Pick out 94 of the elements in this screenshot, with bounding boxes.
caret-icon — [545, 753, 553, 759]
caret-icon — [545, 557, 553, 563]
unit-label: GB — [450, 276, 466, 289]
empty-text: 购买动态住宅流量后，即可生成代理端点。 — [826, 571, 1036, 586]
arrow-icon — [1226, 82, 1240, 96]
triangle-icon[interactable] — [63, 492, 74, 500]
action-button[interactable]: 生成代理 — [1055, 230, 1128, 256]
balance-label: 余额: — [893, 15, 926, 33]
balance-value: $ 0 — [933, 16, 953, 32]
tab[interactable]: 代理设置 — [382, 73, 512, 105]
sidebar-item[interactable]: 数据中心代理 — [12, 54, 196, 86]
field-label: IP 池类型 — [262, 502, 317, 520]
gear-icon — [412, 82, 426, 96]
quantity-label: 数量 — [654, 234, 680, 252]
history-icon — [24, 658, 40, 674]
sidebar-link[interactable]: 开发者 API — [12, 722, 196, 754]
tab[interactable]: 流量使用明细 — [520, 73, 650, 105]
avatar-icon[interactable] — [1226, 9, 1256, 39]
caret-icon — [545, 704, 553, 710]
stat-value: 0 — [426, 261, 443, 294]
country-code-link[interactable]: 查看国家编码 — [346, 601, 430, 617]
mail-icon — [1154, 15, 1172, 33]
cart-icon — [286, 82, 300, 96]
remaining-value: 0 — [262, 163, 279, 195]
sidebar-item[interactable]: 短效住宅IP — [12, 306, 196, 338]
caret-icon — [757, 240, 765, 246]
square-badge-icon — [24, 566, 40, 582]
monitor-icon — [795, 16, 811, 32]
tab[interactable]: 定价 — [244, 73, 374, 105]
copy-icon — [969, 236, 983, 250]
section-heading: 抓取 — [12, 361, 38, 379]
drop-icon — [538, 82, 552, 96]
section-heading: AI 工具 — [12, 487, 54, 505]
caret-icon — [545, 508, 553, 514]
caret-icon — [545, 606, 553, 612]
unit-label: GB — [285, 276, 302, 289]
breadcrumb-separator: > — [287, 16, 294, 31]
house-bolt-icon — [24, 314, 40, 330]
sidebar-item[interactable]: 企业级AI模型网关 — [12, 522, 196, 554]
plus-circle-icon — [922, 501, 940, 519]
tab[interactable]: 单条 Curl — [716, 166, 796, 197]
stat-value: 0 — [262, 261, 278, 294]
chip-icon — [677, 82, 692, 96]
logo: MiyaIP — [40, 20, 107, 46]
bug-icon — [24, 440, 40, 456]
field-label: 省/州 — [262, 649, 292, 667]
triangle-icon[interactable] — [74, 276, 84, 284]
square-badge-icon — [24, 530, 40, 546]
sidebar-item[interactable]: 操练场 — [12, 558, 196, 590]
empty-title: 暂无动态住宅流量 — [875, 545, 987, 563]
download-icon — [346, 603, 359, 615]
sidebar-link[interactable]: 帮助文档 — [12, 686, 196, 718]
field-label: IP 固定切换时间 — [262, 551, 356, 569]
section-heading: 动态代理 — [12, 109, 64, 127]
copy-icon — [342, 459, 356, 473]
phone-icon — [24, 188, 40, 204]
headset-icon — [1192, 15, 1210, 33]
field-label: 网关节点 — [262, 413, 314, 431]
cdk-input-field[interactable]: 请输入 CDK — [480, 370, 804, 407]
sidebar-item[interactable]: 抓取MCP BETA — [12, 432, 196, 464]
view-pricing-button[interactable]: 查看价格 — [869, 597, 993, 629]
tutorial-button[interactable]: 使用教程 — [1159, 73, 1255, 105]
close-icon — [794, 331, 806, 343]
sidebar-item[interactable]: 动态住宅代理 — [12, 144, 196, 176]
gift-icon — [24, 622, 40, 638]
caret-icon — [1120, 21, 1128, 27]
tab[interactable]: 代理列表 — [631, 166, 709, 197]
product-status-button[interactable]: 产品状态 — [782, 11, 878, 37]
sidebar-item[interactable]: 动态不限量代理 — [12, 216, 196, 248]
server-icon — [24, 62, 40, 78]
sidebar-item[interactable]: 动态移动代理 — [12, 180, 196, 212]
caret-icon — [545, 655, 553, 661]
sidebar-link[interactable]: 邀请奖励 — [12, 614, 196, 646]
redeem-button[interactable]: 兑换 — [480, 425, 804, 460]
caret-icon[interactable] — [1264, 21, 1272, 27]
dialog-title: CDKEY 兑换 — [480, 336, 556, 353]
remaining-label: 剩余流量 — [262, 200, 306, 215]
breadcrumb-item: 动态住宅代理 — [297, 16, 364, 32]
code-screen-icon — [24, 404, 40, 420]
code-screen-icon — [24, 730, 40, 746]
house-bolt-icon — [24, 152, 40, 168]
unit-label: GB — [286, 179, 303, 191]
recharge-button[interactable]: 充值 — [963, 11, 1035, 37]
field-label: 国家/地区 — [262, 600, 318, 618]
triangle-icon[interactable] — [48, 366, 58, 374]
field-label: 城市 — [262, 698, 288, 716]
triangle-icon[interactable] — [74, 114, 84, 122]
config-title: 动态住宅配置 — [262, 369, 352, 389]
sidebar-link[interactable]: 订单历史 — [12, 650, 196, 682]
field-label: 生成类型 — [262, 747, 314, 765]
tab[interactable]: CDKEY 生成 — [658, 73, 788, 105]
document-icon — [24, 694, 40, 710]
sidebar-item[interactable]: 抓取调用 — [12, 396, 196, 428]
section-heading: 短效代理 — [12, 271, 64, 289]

^^^^^^^^^^^^^^^^

Requirements
Rewrite the items above, replacing "caret-icon" with "chevron-icon" wherever it occurs and leaving everything else unchanged.

Result
Pick out 94 of the elements in this screenshot, with bounding boxes.
chevron-icon — [545, 753, 553, 759]
chevron-icon — [545, 557, 553, 563]
unit-label: GB — [450, 276, 466, 289]
empty-text: 购买动态住宅流量后，即可生成代理端点。 — [826, 571, 1036, 586]
arrow-icon — [1226, 82, 1240, 96]
triangle-icon[interactable] — [63, 492, 74, 500]
action-button[interactable]: 生成代理 — [1055, 230, 1128, 256]
balance-label: 余额: — [893, 15, 926, 33]
balance-value: $ 0 — [933, 16, 953, 32]
tab[interactable]: 代理设置 — [382, 73, 512, 105]
sidebar-item[interactable]: 数据中心代理 — [12, 54, 196, 86]
field-label: IP 池类型 — [262, 502, 317, 520]
gear-icon — [412, 82, 426, 96]
quantity-label: 数量 — [654, 234, 680, 252]
history-icon — [24, 658, 40, 674]
sidebar-link[interactable]: 开发者 API — [12, 722, 196, 754]
tab[interactable]: 流量使用明细 — [520, 73, 650, 105]
avatar-icon[interactable] — [1226, 9, 1256, 39]
chevron-icon — [545, 704, 553, 710]
stat-value: 0 — [426, 261, 443, 294]
country-code-link[interactable]: 查看国家编码 — [346, 601, 430, 617]
mail-icon — [1154, 15, 1172, 33]
cart-icon — [286, 82, 300, 96]
remaining-value: 0 — [262, 163, 279, 195]
sidebar-item[interactable]: 短效住宅IP — [12, 306, 196, 338]
chevron-icon — [757, 240, 765, 246]
square-badge-icon — [24, 566, 40, 582]
monitor-icon — [795, 16, 811, 32]
tab[interactable]: 定价 — [244, 73, 374, 105]
copy-icon — [969, 236, 983, 250]
section-heading: 抓取 — [12, 361, 38, 379]
drop-icon — [538, 82, 552, 96]
section-heading: AI 工具 — [12, 487, 54, 505]
chevron-icon — [545, 508, 553, 514]
chevron-icon — [545, 606, 553, 612]
unit-label: GB — [285, 276, 302, 289]
breadcrumb-separator: > — [287, 16, 294, 31]
house-bolt-icon — [24, 314, 40, 330]
sidebar-item[interactable]: 企业级AI模型网关 — [12, 522, 196, 554]
plus-circle-icon — [922, 501, 940, 519]
tab[interactable]: 单条 Curl — [716, 166, 796, 197]
stat-value: 0 — [262, 261, 278, 294]
chip-icon — [677, 82, 692, 96]
logo: MiyaIP — [40, 20, 107, 46]
bug-icon — [24, 440, 40, 456]
field-label: 省/州 — [262, 649, 292, 667]
triangle-icon[interactable] — [74, 276, 84, 284]
square-badge-icon — [24, 530, 40, 546]
sidebar-item[interactable]: 操练场 — [12, 558, 196, 590]
empty-title: 暂无动态住宅流量 — [875, 545, 987, 563]
download-icon — [346, 603, 359, 615]
sidebar-link[interactable]: 帮助文档 — [12, 686, 196, 718]
field-label: IP 固定切换时间 — [262, 551, 356, 569]
section-heading: 动态代理 — [12, 109, 64, 127]
copy-icon — [342, 459, 356, 473]
phone-icon — [24, 188, 40, 204]
headset-icon — [1192, 15, 1210, 33]
field-label: 网关节点 — [262, 413, 314, 431]
cdk-input-field[interactable]: 请输入 CDK — [480, 370, 804, 407]
sidebar-item[interactable]: 抓取MCP BETA — [12, 432, 196, 464]
view-pricing-button[interactable]: 查看价格 — [869, 597, 993, 629]
tutorial-button[interactable]: 使用教程 — [1159, 73, 1255, 105]
close-icon — [794, 331, 806, 343]
sidebar-item[interactable]: 动态住宅代理 — [12, 144, 196, 176]
gift-icon — [24, 622, 40, 638]
chevron-icon — [1120, 21, 1128, 27]
tab[interactable]: 代理列表 — [631, 166, 709, 197]
product-status-button[interactable]: 产品状态 — [782, 11, 878, 37]
sidebar-item[interactable]: 动态不限量代理 — [12, 216, 196, 248]
server-icon — [24, 62, 40, 78]
sidebar-item[interactable]: 动态移动代理 — [12, 180, 196, 212]
chevron-icon — [545, 655, 553, 661]
sidebar-link[interactable]: 邀请奖励 — [12, 614, 196, 646]
redeem-button[interactable]: 兑换 — [480, 425, 804, 460]
chevron-icon[interactable] — [1264, 21, 1272, 27]
dialog-title: CDKEY 兑换 — [480, 336, 556, 353]
remaining-label: 剩余流量 — [262, 200, 306, 215]
breadcrumb-item: 动态住宅代理 — [297, 16, 364, 32]
code-screen-icon — [24, 404, 40, 420]
code-screen-icon — [24, 730, 40, 746]
house-bolt-icon — [24, 152, 40, 168]
unit-label: GB — [286, 179, 303, 191]
recharge-button[interactable]: 充值 — [963, 11, 1035, 37]
field-label: 国家/地区 — [262, 600, 318, 618]
triangle-icon[interactable] — [48, 366, 58, 374]
field-label: 城市 — [262, 698, 288, 716]
triangle-icon[interactable] — [74, 114, 84, 122]
config-title: 动态住宅配置 — [262, 369, 352, 389]
sidebar-link[interactable]: 订单历史 — [12, 650, 196, 682]
field-label: 生成类型 — [262, 747, 314, 765]
tab[interactable]: CDKEY 生成 — [658, 73, 788, 105]
document-icon — [24, 694, 40, 710]
sidebar-item[interactable]: 抓取调用 — [12, 396, 196, 428]
section-heading: 短效代理 — [12, 271, 64, 289]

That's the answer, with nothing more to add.